▶ GIVEN REQUEST: Write the material out again in full, word for word. Do not include the pictures.

[Figure contents as structured data]
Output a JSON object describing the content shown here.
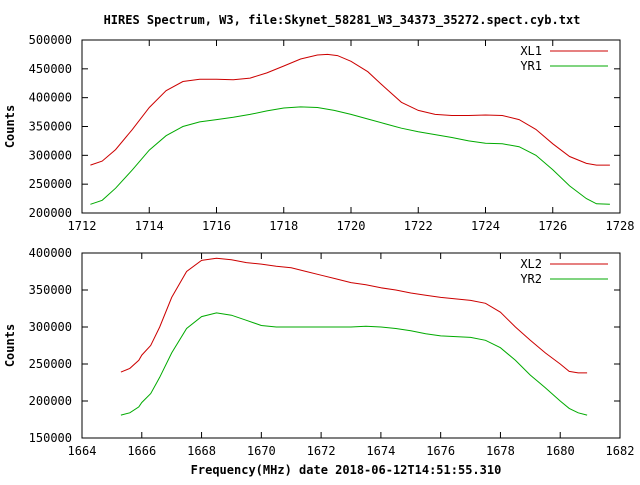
{
  "colors": {
    "xl": "#cc0000",
    "yr": "#00aa00",
    "frame": "#000000",
    "background": "#ffffff"
  },
  "title": "HIRES Spectrum, W3, file:Skynet_58281_W3_34373_35272.spect.cyb.txt",
  "xlabel": "Frequency(MHz) date 2018-06-12T14:51:55.310",
  "chart_data": [
    {
      "type": "line",
      "ylabel": "Counts",
      "xlim": [
        1712,
        1728
      ],
      "ylim": [
        200000,
        500000
      ],
      "xticks": [
        1712,
        1714,
        1716,
        1718,
        1720,
        1722,
        1724,
        1726,
        1728
      ],
      "yticks": [
        200000,
        250000,
        300000,
        350000,
        400000,
        450000,
        500000
      ],
      "legend_position": "top-right",
      "grid": false,
      "series": [
        {
          "name": "XL1",
          "color": "#cc0000",
          "x": [
            1712.25,
            1712.6,
            1713.0,
            1713.5,
            1714.0,
            1714.5,
            1715.0,
            1715.5,
            1716.0,
            1716.5,
            1717.0,
            1717.5,
            1718.0,
            1718.5,
            1719.0,
            1719.3,
            1719.6,
            1720.0,
            1720.5,
            1721.0,
            1721.5,
            1722.0,
            1722.5,
            1723.0,
            1723.5,
            1724.0,
            1724.5,
            1725.0,
            1725.5,
            1726.0,
            1726.5,
            1727.0,
            1727.3,
            1727.7
          ],
          "y": [
            283000,
            290000,
            310000,
            345000,
            383000,
            412000,
            428000,
            432000,
            432000,
            431000,
            434000,
            443000,
            455000,
            467000,
            474000,
            475000,
            473000,
            463000,
            445000,
            418000,
            392000,
            378000,
            371000,
            369000,
            369000,
            370000,
            369000,
            362000,
            345000,
            320000,
            298000,
            286000,
            283000,
            283000
          ]
        },
        {
          "name": "YR1",
          "color": "#00aa00",
          "x": [
            1712.25,
            1712.6,
            1713.0,
            1713.5,
            1714.0,
            1714.5,
            1715.0,
            1715.5,
            1716.0,
            1716.5,
            1717.0,
            1717.5,
            1718.0,
            1718.5,
            1719.0,
            1719.5,
            1720.0,
            1720.5,
            1721.0,
            1721.5,
            1722.0,
            1722.5,
            1723.0,
            1723.5,
            1724.0,
            1724.5,
            1725.0,
            1725.5,
            1726.0,
            1726.5,
            1727.0,
            1727.3,
            1727.7
          ],
          "y": [
            215000,
            222000,
            243000,
            275000,
            309000,
            334000,
            350000,
            358000,
            362000,
            366000,
            371000,
            377000,
            382000,
            384000,
            383000,
            378000,
            371000,
            363000,
            355000,
            347000,
            341000,
            336000,
            331000,
            325000,
            321000,
            320000,
            315000,
            300000,
            275000,
            247000,
            225000,
            216000,
            215000
          ]
        }
      ]
    },
    {
      "type": "line",
      "ylabel": "Counts",
      "xlim": [
        1664,
        1682
      ],
      "ylim": [
        150000,
        400000
      ],
      "xticks": [
        1664,
        1666,
        1668,
        1670,
        1672,
        1674,
        1676,
        1678,
        1680,
        1682
      ],
      "yticks": [
        150000,
        200000,
        250000,
        300000,
        350000,
        400000
      ],
      "legend_position": "top-right",
      "grid": false,
      "series": [
        {
          "name": "XL2",
          "color": "#cc0000",
          "x": [
            1665.3,
            1665.6,
            1665.9,
            1666.0,
            1666.3,
            1666.6,
            1667.0,
            1667.5,
            1668.0,
            1668.5,
            1669.0,
            1669.5,
            1670.0,
            1670.5,
            1671.0,
            1671.5,
            1672.0,
            1672.5,
            1673.0,
            1673.5,
            1674.0,
            1674.5,
            1675.0,
            1675.5,
            1676.0,
            1676.5,
            1677.0,
            1677.5,
            1678.0,
            1678.5,
            1679.0,
            1679.5,
            1680.0,
            1680.3,
            1680.6,
            1680.9
          ],
          "y": [
            239000,
            244000,
            255000,
            262000,
            275000,
            300000,
            340000,
            375000,
            390000,
            393000,
            391000,
            387000,
            385000,
            382000,
            380000,
            375000,
            370000,
            365000,
            360000,
            357000,
            353000,
            350000,
            346000,
            343000,
            340000,
            338000,
            336000,
            332000,
            320000,
            300000,
            282000,
            265000,
            250000,
            240000,
            238000,
            238000
          ]
        },
        {
          "name": "YR2",
          "color": "#00aa00",
          "x": [
            1665.3,
            1665.6,
            1665.9,
            1666.0,
            1666.3,
            1666.6,
            1667.0,
            1667.5,
            1668.0,
            1668.5,
            1669.0,
            1669.5,
            1670.0,
            1670.5,
            1671.0,
            1671.5,
            1672.0,
            1672.5,
            1673.0,
            1673.5,
            1674.0,
            1674.5,
            1675.0,
            1675.5,
            1676.0,
            1676.5,
            1677.0,
            1677.5,
            1678.0,
            1678.5,
            1679.0,
            1679.5,
            1680.0,
            1680.3,
            1680.6,
            1680.9
          ],
          "y": [
            181000,
            184000,
            192000,
            198000,
            210000,
            232000,
            265000,
            298000,
            314000,
            319000,
            316000,
            309000,
            302000,
            300000,
            300000,
            300000,
            300000,
            300000,
            300000,
            301000,
            300000,
            298000,
            295000,
            291000,
            288000,
            287000,
            286000,
            282000,
            272000,
            255000,
            235000,
            218000,
            200000,
            190000,
            184000,
            181000
          ]
        }
      ]
    }
  ]
}
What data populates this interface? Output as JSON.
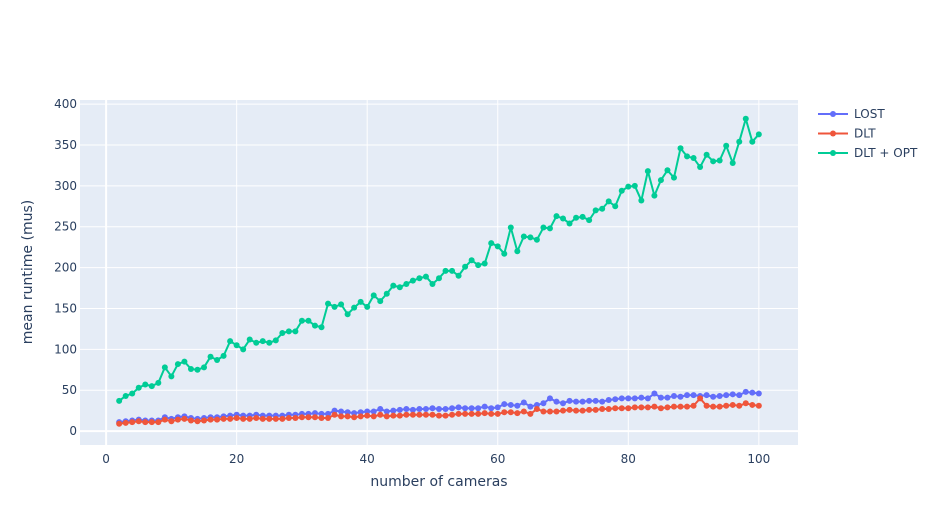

▶ EXERCISE ANSWER:
Output a JSON object describing the content shown here.
{
  "colors": {
    "xl": "#cc0000",
    "yr": "#00aa00",
    "frame": "#000000",
    "background": "#ffffff"
  },
  "title": "HIRES Spectrum, W3, file:Skynet_58281_W3_34373_35272.spect.cyb.txt",
  "xlabel": "Frequency(MHz) date 2018-06-12T14:51:55.310",
  "chart_data": [
    {
      "type": "line",
      "ylabel": "Counts",
      "xlim": [
        1712,
        1728
      ],
      "ylim": [
        200000,
        500000
      ],
      "xticks": [
        1712,
        1714,
        1716,
        1718,
        1720,
        1722,
        1724,
        1726,
        1728
      ],
      "yticks": [
        200000,
        250000,
        300000,
        350000,
        400000,
        450000,
        500000
      ],
      "legend_position": "top-right",
      "grid": false,
      "series": [
        {
          "name": "XL1",
          "color": "#cc0000",
          "x": [
            1712.25,
            1712.6,
            1713.0,
            1713.5,
            1714.0,
            1714.5,
            1715.0,
            1715.5,
            1716.0,
            1716.5,
            1717.0,
            1717.5,
            1718.0,
            1718.5,
            1719.0,
            1719.3,
            1719.6,
            1720.0,
            1720.5,
            1721.0,
            1721.5,
            1722.0,
            1722.5,
            1723.0,
            1723.5,
            1724.0,
            1724.5,
            1725.0,
            1725.5,
            1726.0,
            1726.5,
            1727.0,
            1727.3,
            1727.7
          ],
          "y": [
            283000,
            290000,
            310000,
            345000,
            383000,
            412000,
            428000,
            432000,
            432000,
            431000,
            434000,
            443000,
            455000,
            467000,
            474000,
            475000,
            473000,
            463000,
            445000,
            418000,
            392000,
            378000,
            371000,
            369000,
            369000,
            370000,
            369000,
            362000,
            345000,
            320000,
            298000,
            286000,
            283000,
            283000
          ]
        },
        {
          "name": "YR1",
          "color": "#00aa00",
          "x": [
            1712.25,
            1712.6,
            1713.0,
            1713.5,
            1714.0,
            1714.5,
            1715.0,
            1715.5,
            1716.0,
            1716.5,
            1717.0,
            1717.5,
            1718.0,
            1718.5,
            1719.0,
            1719.5,
            1720.0,
            1720.5,
            1721.0,
            1721.5,
            1722.0,
            1722.5,
            1723.0,
            1723.5,
            1724.0,
            1724.5,
            1725.0,
            1725.5,
            1726.0,
            1726.5,
            1727.0,
            1727.3,
            1727.7
          ],
          "y": [
            215000,
            222000,
            243000,
            275000,
            309000,
            334000,
            350000,
            358000,
            362000,
            366000,
            371000,
            377000,
            382000,
            384000,
            383000,
            378000,
            371000,
            363000,
            355000,
            347000,
            341000,
            336000,
            331000,
            325000,
            321000,
            320000,
            315000,
            300000,
            275000,
            247000,
            225000,
            216000,
            215000
          ]
        }
      ]
    },
    {
      "type": "line",
      "ylabel": "Counts",
      "xlim": [
        1664,
        1682
      ],
      "ylim": [
        150000,
        400000
      ],
      "xticks": [
        1664,
        1666,
        1668,
        1670,
        1672,
        1674,
        1676,
        1678,
        1680,
        1682
      ],
      "yticks": [
        150000,
        200000,
        250000,
        300000,
        350000,
        400000
      ],
      "legend_position": "top-right",
      "grid": false,
      "series": [
        {
          "name": "XL2",
          "color": "#cc0000",
          "x": [
            1665.3,
            1665.6,
            1665.9,
            1666.0,
            1666.3,
            1666.6,
            1667.0,
            1667.5,
            1668.0,
            1668.5,
            1669.0,
            1669.5,
            1670.0,
            1670.5,
            1671.0,
            1671.5,
            1672.0,
            1672.5,
            1673.0,
            1673.5,
            1674.0,
            1674.5,
            1675.0,
            1675.5,
            1676.0,
            1676.5,
            1677.0,
            1677.5,
            1678.0,
            1678.5,
            1679.0,
            1679.5,
            1680.0,
            1680.3,
            1680.6,
            1680.9
          ],
          "y": [
            239000,
            244000,
            255000,
            262000,
            275000,
            300000,
            340000,
            375000,
            390000,
            393000,
            391000,
            387000,
            385000,
            382000,
            380000,
            375000,
            370000,
            365000,
            360000,
            357000,
            353000,
            350000,
            346000,
            343000,
            340000,
            338000,
            336000,
            332000,
            320000,
            300000,
            282000,
            265000,
            250000,
            240000,
            238000,
            238000
          ]
        },
        {
          "name": "YR2",
          "color": "#00aa00",
          "x": [
            1665.3,
            1665.6,
            1665.9,
            1666.0,
            1666.3,
            1666.6,
            1667.0,
            1667.5,
            1668.0,
            1668.5,
            1669.0,
            1669.5,
            1670.0,
            1670.5,
            1671.0,
            1671.5,
            1672.0,
            1672.5,
            1673.0,
            1673.5,
            1674.0,
            1674.5,
            1675.0,
            1675.5,
            1676.0,
            1676.5,
            1677.0,
            1677.5,
            1678.0,
            1678.5,
            1679.0,
            1679.5,
            1680.0,
            1680.3,
            1680.6,
            1680.9
          ],
          "y": [
            181000,
            184000,
            192000,
            198000,
            210000,
            232000,
            265000,
            298000,
            314000,
            319000,
            316000,
            309000,
            302000,
            300000,
            300000,
            300000,
            300000,
            300000,
            300000,
            301000,
            300000,
            298000,
            295000,
            291000,
            288000,
            287000,
            286000,
            282000,
            272000,
            255000,
            235000,
            218000,
            200000,
            190000,
            184000,
            181000
          ]
        }
      ]
    }
  ]
}
What data populates this interface? Output as JSON.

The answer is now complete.